▶ [Exercise details]:
Pull out every line below containing the word "used".

::: Input data

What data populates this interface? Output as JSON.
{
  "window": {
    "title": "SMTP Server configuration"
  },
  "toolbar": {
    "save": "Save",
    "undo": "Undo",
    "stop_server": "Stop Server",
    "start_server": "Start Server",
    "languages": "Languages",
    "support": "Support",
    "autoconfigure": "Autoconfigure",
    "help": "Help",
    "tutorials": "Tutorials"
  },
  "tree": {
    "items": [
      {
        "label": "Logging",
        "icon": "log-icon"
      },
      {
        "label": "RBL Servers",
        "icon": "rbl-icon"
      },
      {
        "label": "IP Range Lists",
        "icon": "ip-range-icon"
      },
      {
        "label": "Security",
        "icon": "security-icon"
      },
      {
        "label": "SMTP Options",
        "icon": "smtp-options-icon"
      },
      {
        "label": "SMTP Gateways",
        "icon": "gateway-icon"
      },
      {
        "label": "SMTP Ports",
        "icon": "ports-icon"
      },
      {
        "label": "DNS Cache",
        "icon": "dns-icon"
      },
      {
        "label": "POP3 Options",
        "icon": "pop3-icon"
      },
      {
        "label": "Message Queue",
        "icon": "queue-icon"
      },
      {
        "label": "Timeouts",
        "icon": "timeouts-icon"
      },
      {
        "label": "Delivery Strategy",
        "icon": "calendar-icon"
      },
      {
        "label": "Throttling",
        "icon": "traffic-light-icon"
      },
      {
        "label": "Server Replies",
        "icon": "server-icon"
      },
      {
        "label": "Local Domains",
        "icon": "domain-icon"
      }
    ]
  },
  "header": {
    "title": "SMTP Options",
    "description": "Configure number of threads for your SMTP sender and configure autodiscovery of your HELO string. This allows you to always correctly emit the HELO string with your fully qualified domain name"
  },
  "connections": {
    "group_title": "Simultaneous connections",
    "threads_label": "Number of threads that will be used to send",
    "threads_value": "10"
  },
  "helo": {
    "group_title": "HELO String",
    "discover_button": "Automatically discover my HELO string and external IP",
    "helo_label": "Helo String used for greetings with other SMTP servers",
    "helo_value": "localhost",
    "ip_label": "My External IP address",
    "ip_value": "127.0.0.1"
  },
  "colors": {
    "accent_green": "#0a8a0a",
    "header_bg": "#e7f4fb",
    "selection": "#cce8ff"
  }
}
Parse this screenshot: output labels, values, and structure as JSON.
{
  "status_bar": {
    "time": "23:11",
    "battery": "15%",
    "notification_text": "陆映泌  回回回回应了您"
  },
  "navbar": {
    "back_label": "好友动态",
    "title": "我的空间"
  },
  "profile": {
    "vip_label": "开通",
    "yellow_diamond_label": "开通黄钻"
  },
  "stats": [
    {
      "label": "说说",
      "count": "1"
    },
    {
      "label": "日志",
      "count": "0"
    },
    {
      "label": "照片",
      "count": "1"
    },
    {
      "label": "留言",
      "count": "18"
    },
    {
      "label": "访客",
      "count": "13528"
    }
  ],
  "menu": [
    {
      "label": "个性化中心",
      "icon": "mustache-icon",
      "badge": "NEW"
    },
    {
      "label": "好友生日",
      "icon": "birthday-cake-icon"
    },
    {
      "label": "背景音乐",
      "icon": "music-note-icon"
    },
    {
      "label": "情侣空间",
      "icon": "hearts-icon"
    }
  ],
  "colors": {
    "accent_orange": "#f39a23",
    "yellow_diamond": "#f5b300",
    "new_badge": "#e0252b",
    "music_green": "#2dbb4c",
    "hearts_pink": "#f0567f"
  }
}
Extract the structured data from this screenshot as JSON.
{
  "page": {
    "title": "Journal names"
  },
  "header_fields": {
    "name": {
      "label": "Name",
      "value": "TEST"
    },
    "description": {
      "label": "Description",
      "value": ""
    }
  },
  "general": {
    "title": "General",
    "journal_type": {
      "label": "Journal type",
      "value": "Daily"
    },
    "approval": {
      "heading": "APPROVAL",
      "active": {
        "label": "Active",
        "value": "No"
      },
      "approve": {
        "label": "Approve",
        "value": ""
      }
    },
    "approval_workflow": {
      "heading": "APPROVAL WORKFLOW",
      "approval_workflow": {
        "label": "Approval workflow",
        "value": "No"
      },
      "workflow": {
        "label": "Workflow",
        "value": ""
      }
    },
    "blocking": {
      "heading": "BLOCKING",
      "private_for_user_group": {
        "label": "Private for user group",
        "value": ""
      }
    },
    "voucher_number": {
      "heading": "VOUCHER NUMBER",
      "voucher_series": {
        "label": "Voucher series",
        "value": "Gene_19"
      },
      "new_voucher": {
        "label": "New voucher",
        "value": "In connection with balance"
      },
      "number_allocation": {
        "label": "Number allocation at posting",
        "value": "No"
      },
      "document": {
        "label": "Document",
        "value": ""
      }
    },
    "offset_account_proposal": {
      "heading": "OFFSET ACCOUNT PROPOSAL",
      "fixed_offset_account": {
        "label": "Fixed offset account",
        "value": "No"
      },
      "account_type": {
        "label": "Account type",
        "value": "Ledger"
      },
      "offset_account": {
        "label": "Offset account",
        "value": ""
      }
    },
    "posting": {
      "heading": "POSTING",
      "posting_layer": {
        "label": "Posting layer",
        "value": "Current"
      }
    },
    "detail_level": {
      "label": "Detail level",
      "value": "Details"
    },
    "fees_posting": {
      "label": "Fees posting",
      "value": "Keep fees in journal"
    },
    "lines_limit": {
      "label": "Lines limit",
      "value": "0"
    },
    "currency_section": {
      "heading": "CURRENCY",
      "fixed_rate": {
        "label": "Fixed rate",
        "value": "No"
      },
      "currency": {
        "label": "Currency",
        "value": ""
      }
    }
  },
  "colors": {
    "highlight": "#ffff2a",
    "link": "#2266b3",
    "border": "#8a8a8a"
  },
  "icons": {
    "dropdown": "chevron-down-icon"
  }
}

::::::

▶ [Correct result]:
    "threads_label": "Number of threads that will be used to send",
    "helo_label": "Helo String used for greetings with other SMTP servers",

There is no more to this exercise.